Rows from a figure dataset:
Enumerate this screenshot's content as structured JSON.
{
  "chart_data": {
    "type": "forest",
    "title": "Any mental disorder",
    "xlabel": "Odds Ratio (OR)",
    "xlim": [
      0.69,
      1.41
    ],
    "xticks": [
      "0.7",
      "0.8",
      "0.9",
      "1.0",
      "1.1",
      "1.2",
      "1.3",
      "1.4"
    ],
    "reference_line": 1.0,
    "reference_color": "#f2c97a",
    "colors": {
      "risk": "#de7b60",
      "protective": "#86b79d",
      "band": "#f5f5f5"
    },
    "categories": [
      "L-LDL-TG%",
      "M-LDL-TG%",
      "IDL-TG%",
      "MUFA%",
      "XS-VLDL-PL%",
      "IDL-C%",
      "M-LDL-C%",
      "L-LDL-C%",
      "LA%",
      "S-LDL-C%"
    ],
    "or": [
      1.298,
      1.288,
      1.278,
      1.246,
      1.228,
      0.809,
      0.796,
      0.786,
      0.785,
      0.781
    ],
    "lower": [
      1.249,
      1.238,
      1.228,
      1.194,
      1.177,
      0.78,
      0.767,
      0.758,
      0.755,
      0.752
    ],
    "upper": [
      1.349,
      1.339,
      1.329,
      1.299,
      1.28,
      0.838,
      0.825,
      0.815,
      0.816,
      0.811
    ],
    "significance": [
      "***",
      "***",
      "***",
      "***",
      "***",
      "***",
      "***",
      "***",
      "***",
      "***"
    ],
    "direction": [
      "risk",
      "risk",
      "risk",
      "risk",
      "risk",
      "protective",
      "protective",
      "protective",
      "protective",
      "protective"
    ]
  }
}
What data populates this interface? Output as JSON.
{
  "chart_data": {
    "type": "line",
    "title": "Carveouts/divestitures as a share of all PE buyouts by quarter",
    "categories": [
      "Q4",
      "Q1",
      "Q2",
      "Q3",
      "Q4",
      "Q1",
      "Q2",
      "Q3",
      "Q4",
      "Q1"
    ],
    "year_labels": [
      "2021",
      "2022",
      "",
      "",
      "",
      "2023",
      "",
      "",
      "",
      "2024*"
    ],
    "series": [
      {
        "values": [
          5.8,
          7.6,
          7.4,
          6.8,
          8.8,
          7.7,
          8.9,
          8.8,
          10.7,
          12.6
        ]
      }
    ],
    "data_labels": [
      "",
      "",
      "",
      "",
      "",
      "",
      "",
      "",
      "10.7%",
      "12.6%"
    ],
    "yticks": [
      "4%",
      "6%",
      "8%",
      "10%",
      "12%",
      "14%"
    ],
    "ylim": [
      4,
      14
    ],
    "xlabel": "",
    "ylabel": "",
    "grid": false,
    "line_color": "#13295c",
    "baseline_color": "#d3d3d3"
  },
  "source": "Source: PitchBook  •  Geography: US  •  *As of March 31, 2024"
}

Stated goal: From the records above, pull out every line containing the word "title".

Answer below:
    "title": "Any mental disorder",
    "title": "Carveouts/divestitures as a share of all PE buyouts by quarter",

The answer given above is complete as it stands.